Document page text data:
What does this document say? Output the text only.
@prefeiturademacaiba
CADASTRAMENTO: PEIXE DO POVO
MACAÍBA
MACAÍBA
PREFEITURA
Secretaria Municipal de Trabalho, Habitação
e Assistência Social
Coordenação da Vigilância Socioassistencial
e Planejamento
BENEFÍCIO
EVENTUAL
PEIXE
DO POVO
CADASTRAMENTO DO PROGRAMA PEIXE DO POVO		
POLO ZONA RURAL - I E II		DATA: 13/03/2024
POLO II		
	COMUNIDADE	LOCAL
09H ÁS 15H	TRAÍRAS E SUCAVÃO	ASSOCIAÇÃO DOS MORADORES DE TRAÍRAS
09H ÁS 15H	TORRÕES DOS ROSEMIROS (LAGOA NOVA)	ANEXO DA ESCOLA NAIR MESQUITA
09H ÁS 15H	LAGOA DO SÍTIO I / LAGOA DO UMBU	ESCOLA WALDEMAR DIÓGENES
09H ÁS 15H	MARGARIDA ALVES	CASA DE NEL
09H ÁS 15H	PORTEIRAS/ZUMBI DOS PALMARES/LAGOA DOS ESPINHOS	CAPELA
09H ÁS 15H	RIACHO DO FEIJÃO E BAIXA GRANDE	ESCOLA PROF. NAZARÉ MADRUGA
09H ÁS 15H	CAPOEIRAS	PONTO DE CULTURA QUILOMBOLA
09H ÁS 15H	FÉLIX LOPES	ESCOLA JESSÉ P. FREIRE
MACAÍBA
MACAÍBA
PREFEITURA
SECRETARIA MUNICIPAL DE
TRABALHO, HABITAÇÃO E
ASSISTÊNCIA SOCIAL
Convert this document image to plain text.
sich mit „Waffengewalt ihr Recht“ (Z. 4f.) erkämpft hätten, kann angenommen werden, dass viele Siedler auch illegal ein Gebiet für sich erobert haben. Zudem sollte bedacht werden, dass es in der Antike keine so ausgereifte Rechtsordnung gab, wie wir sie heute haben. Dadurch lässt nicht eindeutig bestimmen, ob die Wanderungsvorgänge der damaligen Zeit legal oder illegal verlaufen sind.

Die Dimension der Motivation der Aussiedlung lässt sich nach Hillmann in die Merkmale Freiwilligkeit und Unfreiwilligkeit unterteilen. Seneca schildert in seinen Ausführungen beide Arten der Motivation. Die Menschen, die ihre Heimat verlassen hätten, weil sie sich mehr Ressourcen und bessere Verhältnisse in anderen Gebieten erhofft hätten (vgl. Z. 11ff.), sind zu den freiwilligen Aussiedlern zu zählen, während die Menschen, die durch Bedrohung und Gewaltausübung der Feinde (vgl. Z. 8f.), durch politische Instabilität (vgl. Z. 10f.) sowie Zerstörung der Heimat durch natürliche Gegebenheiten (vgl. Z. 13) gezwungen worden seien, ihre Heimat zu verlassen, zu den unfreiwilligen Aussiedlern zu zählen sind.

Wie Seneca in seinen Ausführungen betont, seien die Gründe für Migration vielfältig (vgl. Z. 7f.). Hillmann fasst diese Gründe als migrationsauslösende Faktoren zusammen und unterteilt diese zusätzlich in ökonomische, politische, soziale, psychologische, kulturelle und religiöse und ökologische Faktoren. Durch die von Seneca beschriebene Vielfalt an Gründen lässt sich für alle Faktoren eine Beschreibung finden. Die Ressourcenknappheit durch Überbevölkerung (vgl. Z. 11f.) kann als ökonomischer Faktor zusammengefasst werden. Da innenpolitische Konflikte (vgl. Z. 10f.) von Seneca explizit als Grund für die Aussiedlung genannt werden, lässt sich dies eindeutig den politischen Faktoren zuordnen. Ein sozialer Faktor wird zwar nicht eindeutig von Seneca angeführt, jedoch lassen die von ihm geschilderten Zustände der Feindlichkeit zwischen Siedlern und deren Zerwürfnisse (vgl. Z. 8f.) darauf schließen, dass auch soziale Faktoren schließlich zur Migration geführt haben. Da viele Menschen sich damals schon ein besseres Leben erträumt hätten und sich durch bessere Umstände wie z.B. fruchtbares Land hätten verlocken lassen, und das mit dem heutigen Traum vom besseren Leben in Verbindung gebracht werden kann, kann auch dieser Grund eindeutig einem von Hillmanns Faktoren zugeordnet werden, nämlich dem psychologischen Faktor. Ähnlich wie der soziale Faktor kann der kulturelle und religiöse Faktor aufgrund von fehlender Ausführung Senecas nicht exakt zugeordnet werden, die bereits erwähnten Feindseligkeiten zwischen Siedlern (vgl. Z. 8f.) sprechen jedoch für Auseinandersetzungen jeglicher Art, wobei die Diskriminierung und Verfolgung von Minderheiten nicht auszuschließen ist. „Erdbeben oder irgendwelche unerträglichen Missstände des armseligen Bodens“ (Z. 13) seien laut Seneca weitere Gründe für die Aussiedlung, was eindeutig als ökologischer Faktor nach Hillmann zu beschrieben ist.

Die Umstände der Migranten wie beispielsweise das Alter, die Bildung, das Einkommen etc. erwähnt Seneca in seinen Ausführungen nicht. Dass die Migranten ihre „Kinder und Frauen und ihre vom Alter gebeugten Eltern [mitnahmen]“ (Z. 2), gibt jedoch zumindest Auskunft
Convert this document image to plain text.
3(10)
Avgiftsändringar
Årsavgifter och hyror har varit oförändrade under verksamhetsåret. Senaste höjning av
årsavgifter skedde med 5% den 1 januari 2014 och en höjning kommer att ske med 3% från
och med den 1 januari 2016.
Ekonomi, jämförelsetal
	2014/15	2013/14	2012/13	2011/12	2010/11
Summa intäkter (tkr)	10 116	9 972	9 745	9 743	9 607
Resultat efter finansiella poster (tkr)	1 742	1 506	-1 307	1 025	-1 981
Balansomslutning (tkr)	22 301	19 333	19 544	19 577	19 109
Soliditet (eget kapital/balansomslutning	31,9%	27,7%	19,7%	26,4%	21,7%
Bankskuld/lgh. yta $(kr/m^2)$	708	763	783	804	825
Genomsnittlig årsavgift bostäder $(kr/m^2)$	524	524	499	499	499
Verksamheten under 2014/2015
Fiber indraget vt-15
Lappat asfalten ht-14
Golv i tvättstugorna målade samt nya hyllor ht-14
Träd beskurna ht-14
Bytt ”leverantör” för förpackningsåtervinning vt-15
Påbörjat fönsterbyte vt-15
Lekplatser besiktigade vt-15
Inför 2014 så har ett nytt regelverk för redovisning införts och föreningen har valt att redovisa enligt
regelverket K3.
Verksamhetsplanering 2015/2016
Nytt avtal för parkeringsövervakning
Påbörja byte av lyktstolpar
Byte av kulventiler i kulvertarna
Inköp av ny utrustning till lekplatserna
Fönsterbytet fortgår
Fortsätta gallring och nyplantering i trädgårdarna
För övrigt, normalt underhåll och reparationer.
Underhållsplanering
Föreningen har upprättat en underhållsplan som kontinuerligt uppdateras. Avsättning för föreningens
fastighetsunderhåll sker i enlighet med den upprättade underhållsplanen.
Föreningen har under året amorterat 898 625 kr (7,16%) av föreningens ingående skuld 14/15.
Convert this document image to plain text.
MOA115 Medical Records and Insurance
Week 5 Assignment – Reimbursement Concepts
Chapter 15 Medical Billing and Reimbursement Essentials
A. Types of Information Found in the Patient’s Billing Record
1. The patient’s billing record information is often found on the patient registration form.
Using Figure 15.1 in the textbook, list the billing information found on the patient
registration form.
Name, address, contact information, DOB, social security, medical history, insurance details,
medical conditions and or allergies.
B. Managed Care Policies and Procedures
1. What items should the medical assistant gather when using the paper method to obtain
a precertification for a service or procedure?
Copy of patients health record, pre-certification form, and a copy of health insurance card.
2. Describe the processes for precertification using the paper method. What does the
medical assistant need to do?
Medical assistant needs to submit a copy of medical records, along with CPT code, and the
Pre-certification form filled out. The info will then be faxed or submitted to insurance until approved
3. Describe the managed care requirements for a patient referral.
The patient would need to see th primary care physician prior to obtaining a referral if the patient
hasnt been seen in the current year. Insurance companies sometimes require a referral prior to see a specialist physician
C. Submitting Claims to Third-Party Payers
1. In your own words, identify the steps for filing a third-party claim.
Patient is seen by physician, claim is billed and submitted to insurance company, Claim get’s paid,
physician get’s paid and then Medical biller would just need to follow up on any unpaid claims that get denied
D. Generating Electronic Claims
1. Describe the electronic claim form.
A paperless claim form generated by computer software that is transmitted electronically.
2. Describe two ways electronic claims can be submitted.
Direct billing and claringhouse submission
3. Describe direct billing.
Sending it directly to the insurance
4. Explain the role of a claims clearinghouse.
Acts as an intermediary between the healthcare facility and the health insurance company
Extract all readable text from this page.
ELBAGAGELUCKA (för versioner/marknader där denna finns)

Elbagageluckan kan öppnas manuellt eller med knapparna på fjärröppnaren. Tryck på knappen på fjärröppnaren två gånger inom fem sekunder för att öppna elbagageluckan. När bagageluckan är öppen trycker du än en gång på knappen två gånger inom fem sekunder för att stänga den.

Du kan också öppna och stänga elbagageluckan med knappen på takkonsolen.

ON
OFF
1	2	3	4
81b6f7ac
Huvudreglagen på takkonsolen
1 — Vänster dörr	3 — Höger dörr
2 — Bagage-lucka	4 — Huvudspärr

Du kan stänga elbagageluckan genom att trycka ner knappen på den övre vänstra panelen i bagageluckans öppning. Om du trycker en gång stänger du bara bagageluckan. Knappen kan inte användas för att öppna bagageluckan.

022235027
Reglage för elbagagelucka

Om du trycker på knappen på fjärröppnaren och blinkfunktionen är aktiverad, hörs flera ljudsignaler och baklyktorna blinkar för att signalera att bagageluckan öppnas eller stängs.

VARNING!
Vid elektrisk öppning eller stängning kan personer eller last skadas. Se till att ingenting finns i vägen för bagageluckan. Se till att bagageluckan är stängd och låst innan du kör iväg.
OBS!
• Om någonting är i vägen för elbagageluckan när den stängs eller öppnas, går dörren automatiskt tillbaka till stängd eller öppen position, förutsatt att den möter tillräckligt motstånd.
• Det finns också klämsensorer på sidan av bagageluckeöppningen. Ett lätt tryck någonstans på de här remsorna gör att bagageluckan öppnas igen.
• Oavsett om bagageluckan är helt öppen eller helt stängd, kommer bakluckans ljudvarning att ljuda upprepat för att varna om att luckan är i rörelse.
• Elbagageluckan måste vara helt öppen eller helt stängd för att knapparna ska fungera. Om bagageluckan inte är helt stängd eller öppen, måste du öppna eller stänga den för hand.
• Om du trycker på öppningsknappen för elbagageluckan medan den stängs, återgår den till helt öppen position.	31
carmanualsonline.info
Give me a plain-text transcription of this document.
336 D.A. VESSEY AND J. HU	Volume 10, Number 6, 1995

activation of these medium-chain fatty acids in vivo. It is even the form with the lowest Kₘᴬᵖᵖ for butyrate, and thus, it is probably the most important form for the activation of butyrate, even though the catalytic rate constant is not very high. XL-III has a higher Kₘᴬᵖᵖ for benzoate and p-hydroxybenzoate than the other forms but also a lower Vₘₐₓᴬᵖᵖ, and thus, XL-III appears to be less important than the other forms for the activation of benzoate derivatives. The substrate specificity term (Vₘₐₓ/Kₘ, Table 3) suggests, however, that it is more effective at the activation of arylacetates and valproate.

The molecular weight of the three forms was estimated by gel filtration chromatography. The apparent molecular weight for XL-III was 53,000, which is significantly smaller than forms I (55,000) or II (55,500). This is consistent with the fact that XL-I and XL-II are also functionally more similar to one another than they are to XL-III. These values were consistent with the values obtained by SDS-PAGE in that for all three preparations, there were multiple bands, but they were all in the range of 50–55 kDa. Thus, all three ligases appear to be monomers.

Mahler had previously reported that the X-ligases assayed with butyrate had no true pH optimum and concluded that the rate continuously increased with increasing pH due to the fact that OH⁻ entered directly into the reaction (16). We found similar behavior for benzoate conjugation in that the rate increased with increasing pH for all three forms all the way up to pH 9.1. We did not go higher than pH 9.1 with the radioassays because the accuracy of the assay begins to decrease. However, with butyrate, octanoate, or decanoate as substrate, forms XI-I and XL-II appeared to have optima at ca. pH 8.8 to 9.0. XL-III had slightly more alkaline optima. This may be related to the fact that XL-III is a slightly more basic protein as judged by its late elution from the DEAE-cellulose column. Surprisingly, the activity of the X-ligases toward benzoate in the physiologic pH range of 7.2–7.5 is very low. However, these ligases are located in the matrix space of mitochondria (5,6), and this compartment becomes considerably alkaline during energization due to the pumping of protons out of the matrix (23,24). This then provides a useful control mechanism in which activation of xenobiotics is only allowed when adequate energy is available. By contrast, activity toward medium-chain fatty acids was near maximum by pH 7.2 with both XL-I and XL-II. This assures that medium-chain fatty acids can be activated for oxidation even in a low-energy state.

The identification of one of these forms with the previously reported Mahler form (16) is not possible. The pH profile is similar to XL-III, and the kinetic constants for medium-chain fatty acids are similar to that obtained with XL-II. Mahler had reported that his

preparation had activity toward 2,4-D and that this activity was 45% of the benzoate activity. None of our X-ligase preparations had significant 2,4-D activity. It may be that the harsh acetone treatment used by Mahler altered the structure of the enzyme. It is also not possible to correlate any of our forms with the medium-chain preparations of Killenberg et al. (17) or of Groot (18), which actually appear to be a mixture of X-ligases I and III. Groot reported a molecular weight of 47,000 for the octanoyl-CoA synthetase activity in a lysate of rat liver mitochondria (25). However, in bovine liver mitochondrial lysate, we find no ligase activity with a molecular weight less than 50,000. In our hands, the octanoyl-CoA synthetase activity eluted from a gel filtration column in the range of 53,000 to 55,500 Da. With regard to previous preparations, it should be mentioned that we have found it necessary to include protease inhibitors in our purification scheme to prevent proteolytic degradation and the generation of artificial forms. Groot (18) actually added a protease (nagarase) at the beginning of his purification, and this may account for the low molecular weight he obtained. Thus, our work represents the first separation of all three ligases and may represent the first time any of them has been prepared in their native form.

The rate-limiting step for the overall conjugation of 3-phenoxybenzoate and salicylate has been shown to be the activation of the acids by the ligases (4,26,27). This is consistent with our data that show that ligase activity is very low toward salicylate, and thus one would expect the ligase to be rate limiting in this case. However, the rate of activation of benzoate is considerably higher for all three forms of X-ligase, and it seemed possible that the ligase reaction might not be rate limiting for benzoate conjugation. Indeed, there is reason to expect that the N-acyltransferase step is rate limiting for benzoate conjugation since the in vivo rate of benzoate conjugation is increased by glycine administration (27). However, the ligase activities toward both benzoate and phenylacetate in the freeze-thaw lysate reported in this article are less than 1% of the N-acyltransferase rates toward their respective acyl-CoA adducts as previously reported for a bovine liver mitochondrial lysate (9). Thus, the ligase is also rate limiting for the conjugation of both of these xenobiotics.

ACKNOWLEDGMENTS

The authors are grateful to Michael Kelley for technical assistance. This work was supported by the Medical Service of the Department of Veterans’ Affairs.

# [Problem statement]
For each line above that contains "sind", make a copy.

# [Finished task]
sich mit „Waffengewalt ihr Recht“ (Z. 4f.) erkämpft hätten, kann angenommen werden, dass viele Siedler auch illegal ein Gebiet für sich erobert haben. Zudem sollte bedacht werden, dass es in der Antike keine so ausgereifte Rechtsordnung gab, wie wir sie heute haben. Dadurch lässt nicht eindeutig bestimmen, ob die Wanderungsvorgänge der damaligen Zeit legal oder illegal verlaufen sind.
Die Dimension der Motivation der Aussiedlung lässt sich nach Hillmann in die Merkmale Freiwilligkeit und Unfreiwilligkeit unterteilen. Seneca schildert in seinen Ausführungen beide Arten der Motivation. Die Menschen, die ihre Heimat verlassen hätten, weil sie sich mehr Ressourcen und bessere Verhältnisse in anderen Gebieten erhofft hätten (vgl. Z. 11ff.), sind zu den freiwilligen Aussiedlern zu zählen, während die Menschen, die durch Bedrohung und Gewaltausübung der Feinde (vgl. Z. 8f.), durch politische Instabilität (vgl. Z. 10f.) sowie Zerstörung der Heimat durch natürliche Gegebenheiten (vgl. Z. 13) gezwungen worden seien, ihre Heimat zu verlassen, zu den unfreiwilligen Aussiedlern zu zählen sind.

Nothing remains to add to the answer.